Examples of where commercial reports might significantly differ from either the national trial finder or the opinion of the molecular tumour board are highlighted by the CHEK2 abnormalities in the 8 patients with lung cancer. These included:
1. Describing studies available in different countries (for example NCT04123366 enrolling in Europe but not specifically the UK, NCT02498613 enrolling in Canada and the USA). Whilst patient choice is key, there will be additional barriers in patients enrolling on studies in different countries where they may not be eligible for standard treatment costs. In addition, this may cause harm in terms of financial toxicity and time away from work, family and friends. This was a frequent cause of discrepancy across tumour types.
2. The suggestion of basket studies looking for efficacy through synthetic lethality with either PARP or ATR inhibitors (for example NCT03742895). There is no emerging evidence to support synthetic lethality in this setting, and the identified basket studies were not enrolling patients with those specific genetic abnormalities. This may not be obvious to a commercial companies and trial sponsors as inclusion criteria on clinical trials.gov only states that patients must have mutations in the homologous recombination repair pathway.
3. Highlighting studies with genomically unselected use of a PARP inhibitors: For example, maintenance treatment following first-line treatment with chemotherapy and immunotherapy combinations (NCT03976362). Here not only are genomic aberrations not a key inclusion criteria, but most patients will not be eligible on the basis of where they are in the disease course as this is only suitable for previously untreated stage IV patients.

[Stored items]
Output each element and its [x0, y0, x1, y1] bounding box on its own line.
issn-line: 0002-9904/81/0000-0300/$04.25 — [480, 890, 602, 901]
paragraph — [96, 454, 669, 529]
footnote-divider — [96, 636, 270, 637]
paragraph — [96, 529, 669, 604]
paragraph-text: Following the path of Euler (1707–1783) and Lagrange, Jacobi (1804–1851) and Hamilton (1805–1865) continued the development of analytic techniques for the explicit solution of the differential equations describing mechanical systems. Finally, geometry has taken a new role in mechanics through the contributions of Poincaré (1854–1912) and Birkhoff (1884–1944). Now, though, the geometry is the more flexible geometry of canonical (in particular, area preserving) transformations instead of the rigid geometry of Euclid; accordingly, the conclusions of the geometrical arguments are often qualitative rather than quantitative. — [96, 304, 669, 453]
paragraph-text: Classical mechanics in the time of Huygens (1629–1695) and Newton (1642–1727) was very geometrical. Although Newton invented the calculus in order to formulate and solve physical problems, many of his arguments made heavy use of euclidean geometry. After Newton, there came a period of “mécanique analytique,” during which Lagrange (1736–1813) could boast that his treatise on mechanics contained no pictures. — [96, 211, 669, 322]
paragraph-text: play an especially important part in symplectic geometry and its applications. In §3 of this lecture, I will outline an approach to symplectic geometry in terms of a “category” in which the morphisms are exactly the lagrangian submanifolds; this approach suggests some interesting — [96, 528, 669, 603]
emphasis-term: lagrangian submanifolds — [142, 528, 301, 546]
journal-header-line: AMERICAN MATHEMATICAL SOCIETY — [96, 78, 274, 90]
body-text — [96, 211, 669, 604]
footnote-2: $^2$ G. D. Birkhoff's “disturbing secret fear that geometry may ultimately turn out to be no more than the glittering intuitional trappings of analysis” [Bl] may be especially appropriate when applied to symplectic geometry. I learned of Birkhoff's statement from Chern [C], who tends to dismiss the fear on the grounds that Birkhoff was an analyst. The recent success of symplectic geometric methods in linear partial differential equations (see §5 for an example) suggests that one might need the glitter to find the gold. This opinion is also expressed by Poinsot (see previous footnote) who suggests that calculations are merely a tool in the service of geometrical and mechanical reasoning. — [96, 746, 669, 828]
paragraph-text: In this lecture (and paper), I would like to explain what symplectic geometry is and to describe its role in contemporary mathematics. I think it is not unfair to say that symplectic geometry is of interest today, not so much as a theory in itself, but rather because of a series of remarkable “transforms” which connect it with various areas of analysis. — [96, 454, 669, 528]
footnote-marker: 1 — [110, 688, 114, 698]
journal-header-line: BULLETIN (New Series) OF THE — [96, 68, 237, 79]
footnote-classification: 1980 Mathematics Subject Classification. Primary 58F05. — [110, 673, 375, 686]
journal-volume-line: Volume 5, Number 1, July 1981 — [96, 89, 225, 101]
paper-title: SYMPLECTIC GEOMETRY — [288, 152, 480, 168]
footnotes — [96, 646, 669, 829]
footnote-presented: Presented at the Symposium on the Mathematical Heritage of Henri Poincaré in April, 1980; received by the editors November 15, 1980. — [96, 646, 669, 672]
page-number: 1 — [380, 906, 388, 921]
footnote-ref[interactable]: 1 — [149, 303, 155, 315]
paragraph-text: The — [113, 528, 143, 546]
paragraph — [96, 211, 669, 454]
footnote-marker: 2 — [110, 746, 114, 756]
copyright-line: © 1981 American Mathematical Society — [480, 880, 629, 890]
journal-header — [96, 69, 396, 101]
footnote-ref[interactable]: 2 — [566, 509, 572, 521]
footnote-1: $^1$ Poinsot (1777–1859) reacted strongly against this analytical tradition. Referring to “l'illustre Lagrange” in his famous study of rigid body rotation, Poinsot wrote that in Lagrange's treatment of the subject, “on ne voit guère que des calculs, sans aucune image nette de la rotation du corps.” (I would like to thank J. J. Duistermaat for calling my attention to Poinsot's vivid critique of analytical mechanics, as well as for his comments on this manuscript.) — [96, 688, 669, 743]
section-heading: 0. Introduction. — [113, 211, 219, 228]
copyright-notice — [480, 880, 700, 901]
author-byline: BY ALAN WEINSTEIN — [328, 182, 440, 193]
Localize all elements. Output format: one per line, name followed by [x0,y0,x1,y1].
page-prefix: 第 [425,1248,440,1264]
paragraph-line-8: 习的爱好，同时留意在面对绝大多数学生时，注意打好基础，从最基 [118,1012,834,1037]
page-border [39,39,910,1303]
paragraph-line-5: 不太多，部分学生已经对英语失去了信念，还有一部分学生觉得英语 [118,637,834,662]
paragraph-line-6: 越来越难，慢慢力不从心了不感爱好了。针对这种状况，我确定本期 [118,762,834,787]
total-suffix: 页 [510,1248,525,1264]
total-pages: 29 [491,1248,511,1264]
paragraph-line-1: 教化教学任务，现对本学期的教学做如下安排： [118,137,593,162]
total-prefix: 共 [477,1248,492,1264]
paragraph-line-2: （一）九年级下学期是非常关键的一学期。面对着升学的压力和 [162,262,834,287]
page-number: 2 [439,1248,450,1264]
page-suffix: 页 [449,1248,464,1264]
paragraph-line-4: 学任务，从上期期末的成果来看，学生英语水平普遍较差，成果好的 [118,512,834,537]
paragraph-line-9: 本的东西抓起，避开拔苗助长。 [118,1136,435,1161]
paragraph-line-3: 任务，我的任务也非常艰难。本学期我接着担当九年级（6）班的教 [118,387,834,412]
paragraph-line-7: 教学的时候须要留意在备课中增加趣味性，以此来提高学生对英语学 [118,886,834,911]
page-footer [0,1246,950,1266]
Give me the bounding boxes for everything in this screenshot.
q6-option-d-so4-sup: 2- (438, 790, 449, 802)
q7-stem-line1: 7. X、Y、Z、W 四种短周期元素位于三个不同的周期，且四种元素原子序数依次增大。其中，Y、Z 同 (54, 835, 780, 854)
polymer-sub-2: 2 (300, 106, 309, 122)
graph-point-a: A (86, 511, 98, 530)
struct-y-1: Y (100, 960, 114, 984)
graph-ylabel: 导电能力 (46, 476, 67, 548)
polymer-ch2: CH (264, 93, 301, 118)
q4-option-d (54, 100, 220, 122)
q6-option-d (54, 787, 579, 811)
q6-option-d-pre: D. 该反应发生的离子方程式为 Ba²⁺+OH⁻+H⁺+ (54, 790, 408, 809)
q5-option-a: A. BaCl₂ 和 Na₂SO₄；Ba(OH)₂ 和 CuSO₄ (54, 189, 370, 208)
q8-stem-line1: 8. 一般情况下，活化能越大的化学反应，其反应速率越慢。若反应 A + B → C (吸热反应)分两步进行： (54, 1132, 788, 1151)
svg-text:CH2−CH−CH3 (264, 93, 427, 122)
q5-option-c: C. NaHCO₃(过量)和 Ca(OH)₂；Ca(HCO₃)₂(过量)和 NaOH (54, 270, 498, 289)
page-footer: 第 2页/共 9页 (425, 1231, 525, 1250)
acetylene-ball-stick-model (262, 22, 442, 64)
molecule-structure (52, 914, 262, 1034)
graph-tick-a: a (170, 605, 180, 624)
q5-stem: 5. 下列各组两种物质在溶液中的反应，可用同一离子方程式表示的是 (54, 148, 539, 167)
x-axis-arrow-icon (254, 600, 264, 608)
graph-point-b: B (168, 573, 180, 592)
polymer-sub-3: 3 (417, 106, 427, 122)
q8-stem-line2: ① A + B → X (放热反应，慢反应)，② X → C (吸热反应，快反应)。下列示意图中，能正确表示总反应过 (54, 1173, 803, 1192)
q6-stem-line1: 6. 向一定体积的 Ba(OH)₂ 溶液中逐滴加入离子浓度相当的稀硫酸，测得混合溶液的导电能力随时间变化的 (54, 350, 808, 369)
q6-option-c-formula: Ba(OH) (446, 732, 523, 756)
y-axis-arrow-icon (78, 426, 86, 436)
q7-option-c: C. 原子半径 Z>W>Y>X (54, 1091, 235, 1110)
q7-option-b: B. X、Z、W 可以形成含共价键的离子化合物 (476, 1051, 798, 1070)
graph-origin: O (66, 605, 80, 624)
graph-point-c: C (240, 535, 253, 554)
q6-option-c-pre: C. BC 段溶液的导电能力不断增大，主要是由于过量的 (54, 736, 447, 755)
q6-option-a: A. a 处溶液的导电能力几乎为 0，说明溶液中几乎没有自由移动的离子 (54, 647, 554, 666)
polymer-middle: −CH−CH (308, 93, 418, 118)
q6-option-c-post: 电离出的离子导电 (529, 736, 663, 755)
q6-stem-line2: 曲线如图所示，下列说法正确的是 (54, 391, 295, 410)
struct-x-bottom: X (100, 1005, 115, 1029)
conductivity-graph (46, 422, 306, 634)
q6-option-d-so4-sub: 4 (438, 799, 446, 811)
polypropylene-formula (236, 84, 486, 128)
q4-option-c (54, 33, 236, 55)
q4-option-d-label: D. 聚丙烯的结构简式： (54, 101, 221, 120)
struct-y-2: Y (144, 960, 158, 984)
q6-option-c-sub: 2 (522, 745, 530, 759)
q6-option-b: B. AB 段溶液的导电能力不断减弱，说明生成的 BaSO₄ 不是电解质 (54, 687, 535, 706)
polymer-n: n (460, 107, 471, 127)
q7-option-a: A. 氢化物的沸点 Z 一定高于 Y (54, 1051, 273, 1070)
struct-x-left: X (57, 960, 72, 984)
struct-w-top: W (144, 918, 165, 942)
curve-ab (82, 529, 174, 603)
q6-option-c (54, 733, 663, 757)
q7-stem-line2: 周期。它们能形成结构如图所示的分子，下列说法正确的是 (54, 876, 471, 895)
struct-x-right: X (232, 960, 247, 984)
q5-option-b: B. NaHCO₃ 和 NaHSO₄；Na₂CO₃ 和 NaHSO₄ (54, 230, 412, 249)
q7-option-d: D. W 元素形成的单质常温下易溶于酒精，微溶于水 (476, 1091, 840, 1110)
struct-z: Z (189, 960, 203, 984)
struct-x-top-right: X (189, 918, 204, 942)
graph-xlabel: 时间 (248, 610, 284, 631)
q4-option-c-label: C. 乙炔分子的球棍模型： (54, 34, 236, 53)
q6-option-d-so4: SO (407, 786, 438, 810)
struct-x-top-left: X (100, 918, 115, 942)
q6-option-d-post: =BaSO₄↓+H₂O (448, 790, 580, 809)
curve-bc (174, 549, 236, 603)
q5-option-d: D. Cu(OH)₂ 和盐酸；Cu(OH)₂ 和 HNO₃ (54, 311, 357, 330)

What to produce: Copy the passage on commercial trial reports from "3. Highlighting studies" up to and including "stage IV patients.".

Completed task:
3. Highlighting studies with genomically unselected use of a PARP inhibitors: For example, maintenance treatment following first-line treatment with chemotherapy and immunotherapy combinations (NCT03976362). Here not only are genomic aberrations not a key inclusion criteria, but most patients will not be eligible on the basis of where they are in the disease course as this is only suitable for previously untreated stage IV patients.